**Requirement**
Rewrite the lines from the one containing "solution-cell: Open water" through the one containing "table-row bbox=[20, 160, 1055, 212]", inclusive, changing "washer" to "gasket" and leaving everything else untouched.

**Raw records**
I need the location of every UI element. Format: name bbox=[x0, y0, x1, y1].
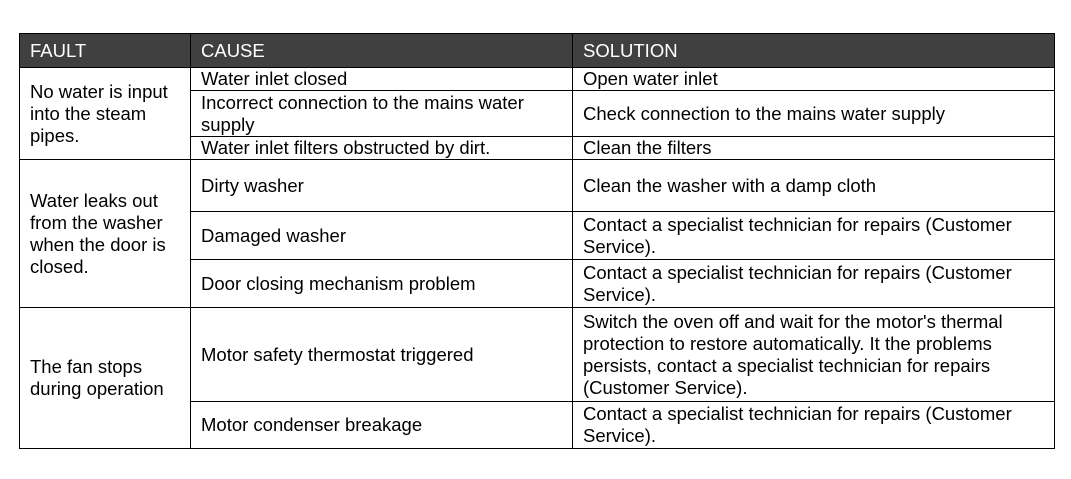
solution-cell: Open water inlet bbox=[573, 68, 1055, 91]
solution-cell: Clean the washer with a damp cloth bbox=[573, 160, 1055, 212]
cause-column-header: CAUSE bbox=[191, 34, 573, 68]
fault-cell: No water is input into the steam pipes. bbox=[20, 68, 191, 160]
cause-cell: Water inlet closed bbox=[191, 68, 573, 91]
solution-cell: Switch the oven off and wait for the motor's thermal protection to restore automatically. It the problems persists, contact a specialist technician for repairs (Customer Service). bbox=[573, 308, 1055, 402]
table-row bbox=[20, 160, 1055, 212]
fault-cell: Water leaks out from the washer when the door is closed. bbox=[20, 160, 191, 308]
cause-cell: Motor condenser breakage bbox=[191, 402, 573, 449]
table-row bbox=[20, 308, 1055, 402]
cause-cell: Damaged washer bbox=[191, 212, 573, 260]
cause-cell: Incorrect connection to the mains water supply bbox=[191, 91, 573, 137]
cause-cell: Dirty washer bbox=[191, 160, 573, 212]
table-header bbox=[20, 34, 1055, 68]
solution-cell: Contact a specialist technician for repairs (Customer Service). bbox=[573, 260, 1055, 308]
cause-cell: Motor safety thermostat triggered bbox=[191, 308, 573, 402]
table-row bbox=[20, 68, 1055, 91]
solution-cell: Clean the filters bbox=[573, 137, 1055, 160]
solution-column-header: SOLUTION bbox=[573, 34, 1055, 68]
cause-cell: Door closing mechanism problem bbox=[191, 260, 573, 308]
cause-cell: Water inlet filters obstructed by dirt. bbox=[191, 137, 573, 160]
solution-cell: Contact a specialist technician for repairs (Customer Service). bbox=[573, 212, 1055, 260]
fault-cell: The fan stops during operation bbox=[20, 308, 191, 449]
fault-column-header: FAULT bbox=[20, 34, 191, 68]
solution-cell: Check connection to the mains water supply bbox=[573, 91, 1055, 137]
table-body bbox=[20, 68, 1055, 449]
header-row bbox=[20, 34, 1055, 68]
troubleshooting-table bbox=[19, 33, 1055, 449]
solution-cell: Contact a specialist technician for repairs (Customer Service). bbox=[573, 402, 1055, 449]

**Reply**
solution-cell: Open water inlet bbox=[573, 68, 1055, 91]
solution-cell: Clean the gasket with a damp cloth bbox=[573, 160, 1055, 212]
cause-column-header: CAUSE bbox=[191, 34, 573, 68]
fault-cell: No water is input into the steam pipes. bbox=[20, 68, 191, 160]
cause-cell: Water inlet closed bbox=[191, 68, 573, 91]
solution-cell: Switch the oven off and wait for the motor's thermal protection to restore automatically. It the problems persists, contact a specialist technician for repairs (Customer Service). bbox=[573, 308, 1055, 402]
table-row bbox=[20, 160, 1055, 212]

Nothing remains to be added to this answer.